**Given request:**
Report each line of the data that has "index" somewhere in it.
━━━━━━━━
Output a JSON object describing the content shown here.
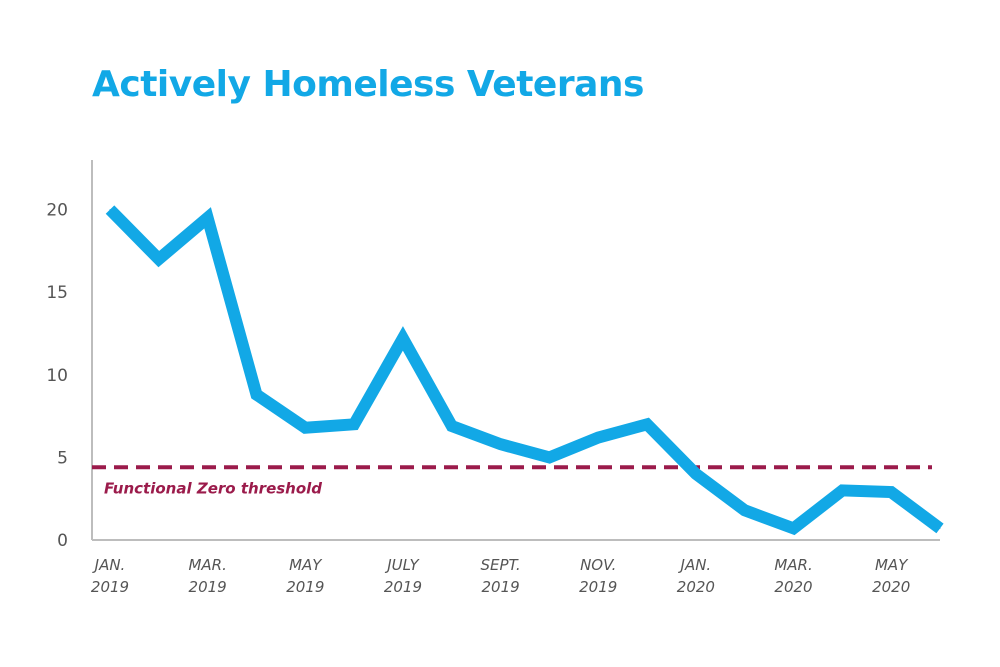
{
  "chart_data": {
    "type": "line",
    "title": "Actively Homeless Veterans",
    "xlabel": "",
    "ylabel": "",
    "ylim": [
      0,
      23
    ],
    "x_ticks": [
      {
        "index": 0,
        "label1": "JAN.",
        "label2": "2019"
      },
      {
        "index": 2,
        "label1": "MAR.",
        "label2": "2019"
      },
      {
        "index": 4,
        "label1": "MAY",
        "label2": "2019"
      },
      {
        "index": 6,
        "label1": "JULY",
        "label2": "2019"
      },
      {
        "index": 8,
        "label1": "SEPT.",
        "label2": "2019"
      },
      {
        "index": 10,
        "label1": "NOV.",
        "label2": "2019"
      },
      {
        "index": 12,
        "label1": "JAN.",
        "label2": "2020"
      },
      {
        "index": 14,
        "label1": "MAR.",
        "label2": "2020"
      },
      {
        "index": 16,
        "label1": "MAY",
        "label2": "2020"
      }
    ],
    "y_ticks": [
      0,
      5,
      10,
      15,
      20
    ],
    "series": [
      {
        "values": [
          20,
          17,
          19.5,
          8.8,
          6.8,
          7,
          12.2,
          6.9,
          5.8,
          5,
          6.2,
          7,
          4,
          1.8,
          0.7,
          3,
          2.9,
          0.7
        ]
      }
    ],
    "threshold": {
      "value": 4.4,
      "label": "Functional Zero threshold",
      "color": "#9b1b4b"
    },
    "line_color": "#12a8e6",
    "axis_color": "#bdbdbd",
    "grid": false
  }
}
━━━━━━━━
**The result:**
        "index": 0,
        "index": 2,
        "index": 4,
        "index": 6,
        "index": 8,
        "index": 10,
        "index": 12,
        "index": 14,
        "index": 16,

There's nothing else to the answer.